Records for the exercise =>

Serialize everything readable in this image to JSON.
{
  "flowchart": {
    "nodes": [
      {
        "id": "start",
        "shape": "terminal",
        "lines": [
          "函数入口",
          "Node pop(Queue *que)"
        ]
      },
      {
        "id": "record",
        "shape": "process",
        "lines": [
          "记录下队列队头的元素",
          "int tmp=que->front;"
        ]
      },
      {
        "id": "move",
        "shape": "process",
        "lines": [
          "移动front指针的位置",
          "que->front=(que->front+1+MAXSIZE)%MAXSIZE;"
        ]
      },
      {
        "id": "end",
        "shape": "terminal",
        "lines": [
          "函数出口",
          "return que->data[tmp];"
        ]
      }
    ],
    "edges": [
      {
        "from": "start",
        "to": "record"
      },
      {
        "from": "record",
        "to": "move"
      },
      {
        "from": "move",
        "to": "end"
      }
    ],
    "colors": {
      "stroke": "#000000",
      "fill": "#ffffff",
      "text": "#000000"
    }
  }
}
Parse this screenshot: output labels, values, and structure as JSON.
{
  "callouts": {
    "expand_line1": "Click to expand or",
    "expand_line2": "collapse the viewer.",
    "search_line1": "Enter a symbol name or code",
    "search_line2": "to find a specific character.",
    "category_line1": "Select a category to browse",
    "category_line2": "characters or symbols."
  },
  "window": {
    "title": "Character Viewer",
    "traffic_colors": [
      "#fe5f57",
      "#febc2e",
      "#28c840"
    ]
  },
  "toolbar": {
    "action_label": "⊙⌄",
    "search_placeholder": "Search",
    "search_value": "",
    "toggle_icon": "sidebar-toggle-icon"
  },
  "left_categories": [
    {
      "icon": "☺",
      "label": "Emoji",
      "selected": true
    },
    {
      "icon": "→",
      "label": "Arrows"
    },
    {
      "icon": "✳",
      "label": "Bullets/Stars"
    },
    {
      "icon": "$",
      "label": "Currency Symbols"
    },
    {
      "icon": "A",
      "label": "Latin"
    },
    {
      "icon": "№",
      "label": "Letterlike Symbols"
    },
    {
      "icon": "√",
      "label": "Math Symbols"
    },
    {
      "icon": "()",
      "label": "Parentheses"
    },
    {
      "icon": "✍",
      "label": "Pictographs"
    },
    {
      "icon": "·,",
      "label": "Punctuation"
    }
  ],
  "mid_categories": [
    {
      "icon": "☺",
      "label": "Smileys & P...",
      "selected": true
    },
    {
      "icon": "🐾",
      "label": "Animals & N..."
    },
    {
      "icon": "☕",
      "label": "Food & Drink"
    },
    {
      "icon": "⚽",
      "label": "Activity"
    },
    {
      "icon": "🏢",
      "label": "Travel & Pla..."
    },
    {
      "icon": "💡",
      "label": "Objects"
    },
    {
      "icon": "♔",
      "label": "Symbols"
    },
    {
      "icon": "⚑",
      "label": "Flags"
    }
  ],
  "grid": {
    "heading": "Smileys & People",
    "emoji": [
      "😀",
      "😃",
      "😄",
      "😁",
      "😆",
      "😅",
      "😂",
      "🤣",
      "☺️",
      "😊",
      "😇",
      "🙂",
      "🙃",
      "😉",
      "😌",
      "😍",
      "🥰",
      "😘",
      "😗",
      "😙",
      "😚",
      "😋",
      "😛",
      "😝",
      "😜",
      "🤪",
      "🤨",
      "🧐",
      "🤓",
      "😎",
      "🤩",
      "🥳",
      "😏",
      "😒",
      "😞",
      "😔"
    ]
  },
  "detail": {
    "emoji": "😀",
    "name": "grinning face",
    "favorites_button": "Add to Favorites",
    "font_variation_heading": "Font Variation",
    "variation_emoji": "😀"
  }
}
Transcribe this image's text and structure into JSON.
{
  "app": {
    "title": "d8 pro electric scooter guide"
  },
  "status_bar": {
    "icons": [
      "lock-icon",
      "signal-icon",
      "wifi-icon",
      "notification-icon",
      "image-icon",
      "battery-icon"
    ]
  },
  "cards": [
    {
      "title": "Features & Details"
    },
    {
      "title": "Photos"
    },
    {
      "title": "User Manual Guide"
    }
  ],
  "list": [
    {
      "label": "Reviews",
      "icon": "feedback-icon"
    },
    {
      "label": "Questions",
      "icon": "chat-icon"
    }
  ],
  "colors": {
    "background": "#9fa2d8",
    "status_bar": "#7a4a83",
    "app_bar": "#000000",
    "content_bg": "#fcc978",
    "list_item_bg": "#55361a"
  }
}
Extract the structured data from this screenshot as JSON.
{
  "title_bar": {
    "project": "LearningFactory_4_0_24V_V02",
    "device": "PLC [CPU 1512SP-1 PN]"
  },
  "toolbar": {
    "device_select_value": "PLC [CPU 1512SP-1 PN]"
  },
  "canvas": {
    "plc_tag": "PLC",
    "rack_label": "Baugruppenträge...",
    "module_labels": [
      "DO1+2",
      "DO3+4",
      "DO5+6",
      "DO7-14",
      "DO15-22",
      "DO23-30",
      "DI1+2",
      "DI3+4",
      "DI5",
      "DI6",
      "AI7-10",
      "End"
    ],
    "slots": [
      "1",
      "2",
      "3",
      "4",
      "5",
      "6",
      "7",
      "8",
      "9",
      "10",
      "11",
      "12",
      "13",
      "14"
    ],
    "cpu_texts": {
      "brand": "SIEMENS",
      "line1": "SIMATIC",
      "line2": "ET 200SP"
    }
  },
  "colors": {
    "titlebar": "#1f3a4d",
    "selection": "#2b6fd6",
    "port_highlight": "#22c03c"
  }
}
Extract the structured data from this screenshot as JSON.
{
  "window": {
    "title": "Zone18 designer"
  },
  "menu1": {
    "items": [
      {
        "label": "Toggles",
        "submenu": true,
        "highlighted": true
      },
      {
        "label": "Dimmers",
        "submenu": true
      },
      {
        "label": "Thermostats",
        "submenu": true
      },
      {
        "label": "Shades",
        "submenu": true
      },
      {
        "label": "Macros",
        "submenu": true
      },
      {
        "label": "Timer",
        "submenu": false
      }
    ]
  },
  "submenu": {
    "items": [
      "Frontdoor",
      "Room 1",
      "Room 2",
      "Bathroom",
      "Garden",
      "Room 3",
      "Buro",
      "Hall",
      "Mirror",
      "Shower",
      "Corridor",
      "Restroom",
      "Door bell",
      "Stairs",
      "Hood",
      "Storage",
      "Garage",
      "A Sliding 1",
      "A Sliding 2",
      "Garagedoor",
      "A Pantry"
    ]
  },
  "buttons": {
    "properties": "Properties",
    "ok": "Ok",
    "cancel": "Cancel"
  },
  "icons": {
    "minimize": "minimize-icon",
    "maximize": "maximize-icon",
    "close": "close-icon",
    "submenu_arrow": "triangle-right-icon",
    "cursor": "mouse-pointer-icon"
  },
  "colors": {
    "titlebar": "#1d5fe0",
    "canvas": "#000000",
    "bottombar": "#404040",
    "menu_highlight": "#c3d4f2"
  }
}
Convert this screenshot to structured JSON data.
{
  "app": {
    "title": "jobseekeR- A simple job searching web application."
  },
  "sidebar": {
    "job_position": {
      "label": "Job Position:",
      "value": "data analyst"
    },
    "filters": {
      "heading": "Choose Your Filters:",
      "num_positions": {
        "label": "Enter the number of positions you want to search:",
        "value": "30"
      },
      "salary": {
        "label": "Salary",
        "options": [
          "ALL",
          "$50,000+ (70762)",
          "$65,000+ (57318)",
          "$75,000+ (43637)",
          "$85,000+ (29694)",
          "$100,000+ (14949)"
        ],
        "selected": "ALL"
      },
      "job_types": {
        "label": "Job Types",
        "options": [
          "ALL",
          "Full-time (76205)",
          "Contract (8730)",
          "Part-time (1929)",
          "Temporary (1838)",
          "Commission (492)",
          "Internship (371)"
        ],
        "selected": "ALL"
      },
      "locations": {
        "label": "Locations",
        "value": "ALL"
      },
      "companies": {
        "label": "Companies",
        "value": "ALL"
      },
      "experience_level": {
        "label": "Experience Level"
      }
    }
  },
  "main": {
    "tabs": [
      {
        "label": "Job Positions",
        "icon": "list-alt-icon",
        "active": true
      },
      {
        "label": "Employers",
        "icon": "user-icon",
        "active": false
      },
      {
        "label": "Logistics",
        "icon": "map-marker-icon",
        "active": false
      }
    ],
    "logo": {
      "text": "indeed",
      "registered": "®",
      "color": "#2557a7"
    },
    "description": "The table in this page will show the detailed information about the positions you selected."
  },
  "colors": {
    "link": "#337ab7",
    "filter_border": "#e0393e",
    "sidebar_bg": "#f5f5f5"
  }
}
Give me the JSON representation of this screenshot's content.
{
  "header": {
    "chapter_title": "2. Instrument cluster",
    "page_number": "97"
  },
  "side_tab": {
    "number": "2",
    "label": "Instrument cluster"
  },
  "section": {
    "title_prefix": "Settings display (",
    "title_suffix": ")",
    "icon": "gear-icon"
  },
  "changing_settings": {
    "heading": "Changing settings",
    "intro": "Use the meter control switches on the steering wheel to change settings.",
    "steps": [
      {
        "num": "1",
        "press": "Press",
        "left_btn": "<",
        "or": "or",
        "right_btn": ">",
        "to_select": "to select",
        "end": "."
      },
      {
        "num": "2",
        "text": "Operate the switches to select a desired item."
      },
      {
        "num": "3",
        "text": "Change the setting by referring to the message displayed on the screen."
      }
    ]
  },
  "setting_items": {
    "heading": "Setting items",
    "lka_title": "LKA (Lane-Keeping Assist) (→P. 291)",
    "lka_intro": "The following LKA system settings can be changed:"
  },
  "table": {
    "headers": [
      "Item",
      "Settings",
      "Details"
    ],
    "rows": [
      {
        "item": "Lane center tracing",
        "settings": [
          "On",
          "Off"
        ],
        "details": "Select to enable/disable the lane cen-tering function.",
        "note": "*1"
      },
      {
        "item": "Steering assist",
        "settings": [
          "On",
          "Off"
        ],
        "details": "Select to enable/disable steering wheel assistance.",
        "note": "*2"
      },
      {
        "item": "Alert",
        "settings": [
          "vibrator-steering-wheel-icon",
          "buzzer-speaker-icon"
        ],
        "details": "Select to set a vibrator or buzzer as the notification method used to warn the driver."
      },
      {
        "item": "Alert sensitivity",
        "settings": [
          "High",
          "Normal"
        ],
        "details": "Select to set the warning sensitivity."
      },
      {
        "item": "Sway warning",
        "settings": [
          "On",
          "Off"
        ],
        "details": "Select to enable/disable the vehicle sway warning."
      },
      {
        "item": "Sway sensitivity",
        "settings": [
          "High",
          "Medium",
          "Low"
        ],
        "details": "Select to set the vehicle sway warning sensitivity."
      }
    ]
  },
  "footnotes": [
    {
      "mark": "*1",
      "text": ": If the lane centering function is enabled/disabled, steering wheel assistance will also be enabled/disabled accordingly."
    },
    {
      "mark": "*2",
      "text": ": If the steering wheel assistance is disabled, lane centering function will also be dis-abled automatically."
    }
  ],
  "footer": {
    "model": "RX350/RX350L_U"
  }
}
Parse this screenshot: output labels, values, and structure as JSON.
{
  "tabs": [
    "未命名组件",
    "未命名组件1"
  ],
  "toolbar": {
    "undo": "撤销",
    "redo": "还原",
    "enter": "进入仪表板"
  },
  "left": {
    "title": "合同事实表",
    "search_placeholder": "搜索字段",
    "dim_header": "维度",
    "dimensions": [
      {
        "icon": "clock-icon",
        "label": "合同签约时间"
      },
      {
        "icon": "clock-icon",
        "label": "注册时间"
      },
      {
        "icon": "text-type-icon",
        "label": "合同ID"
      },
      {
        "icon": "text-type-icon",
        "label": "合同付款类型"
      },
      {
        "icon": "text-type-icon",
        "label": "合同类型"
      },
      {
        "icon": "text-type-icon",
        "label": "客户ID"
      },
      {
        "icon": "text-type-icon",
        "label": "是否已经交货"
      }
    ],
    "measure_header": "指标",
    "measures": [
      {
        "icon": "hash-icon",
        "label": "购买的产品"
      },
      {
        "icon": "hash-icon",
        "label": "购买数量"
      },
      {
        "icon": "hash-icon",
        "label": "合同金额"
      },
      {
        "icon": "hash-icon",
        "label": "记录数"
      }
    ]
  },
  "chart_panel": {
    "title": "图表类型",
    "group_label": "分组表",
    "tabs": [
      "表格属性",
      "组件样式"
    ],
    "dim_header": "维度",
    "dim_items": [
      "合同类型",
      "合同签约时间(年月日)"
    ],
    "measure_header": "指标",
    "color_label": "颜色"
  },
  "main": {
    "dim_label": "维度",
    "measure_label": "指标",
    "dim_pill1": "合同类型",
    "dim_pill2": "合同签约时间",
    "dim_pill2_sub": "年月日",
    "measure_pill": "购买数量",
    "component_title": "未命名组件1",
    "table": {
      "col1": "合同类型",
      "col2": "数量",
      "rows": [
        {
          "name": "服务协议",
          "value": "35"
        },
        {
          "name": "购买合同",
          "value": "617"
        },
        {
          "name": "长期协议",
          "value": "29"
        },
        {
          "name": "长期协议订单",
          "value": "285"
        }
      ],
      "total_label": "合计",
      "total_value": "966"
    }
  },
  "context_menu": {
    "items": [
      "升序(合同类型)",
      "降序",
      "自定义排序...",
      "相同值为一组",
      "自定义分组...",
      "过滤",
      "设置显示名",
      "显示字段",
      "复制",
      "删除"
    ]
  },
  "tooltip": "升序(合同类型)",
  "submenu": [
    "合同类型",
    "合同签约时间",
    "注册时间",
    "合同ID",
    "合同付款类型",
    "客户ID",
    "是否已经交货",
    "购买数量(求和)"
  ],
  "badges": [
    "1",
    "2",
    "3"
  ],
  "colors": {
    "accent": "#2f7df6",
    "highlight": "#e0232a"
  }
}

Objective =>
Pull out every line in the data above that has the word "name".

Solution below =>
    "search_line1": "Enter a symbol name or code",
    "name": "grinning face",
          "name": "服务协议",
          "name": "购买合同",
          "name": "长期协议",
          "name": "长期协议订单",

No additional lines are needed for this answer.